- [AIM OF THE TASK]: Select all lines holding the word "content" from the entries that follow.

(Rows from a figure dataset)

=====

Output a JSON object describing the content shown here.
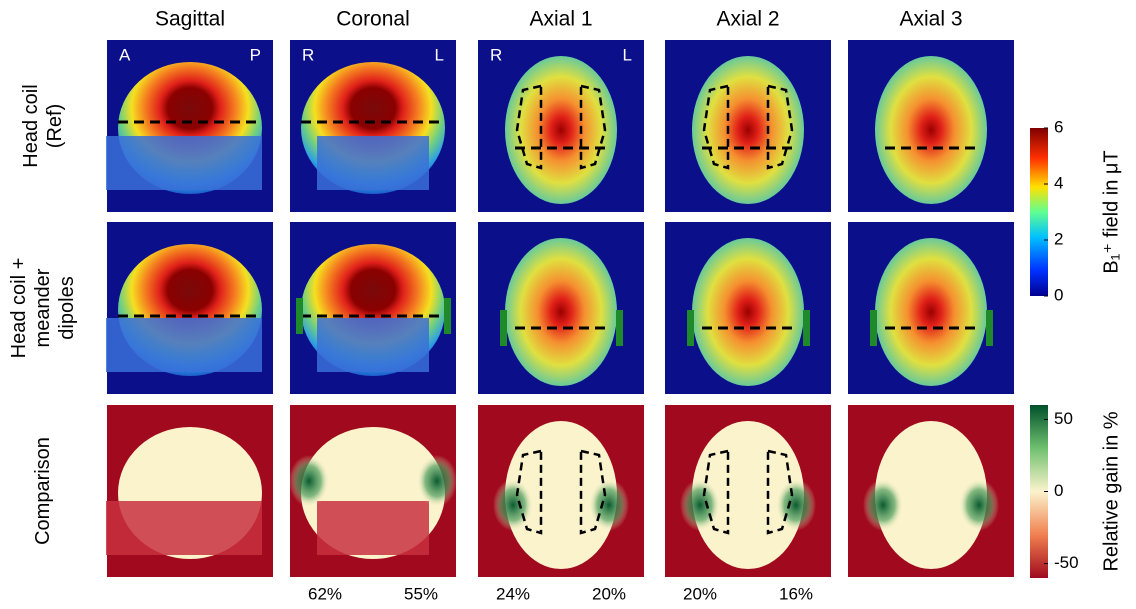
{
  "columns": [
    "Sagittal",
    "Coronal",
    "Axial 1",
    "Axial 2",
    "Axial 3"
  ],
  "rows": [
    [
      "Head coil",
      "(Ref)"
    ],
    [
      "Head coil +",
      "meander",
      "dipoles"
    ],
    [
      "Comparison"
    ]
  ],
  "orientation_labels": [
    [
      "A",
      "P"
    ],
    [
      "R",
      "L"
    ],
    [
      "R",
      "L"
    ]
  ],
  "bottom_labels": [
    [],
    [
      "62%",
      "55%"
    ],
    [
      "24%",
      "20%"
    ],
    [
      "20%",
      "16%"
    ],
    []
  ],
  "colorbars": [
    {
      "label": "B₁⁺ field in μT",
      "lim": [
        0,
        6
      ],
      "ticks": [
        0,
        2,
        4,
        6
      ]
    },
    {
      "label": "Relative gain in %",
      "lim": [
        -60,
        60
      ],
      "ticks": [
        -50,
        0,
        50
      ]
    }
  ]
}
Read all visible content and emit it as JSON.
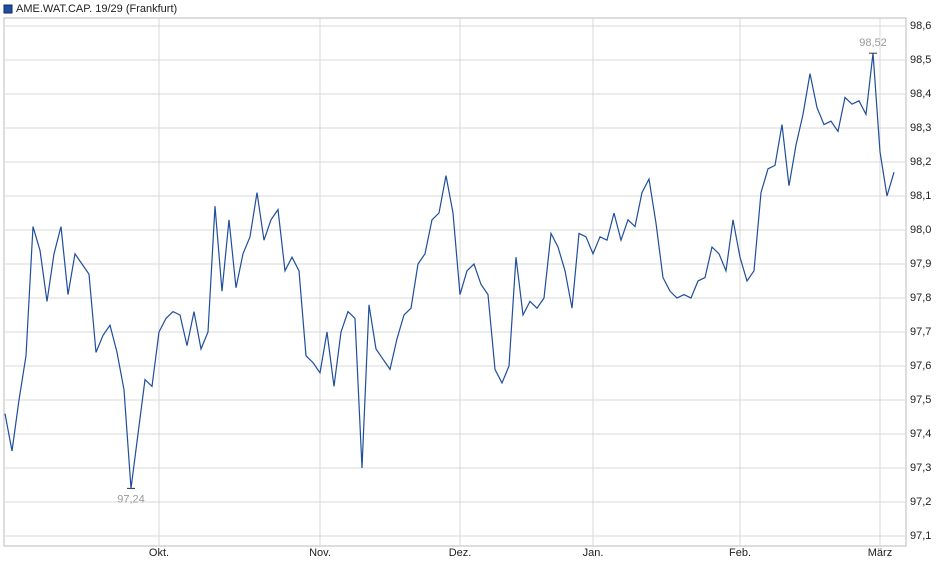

=====

- [OUTPUT BELOW]:
Output a JSON object describing the content shown here.
Read all visible content and emit it as JSON.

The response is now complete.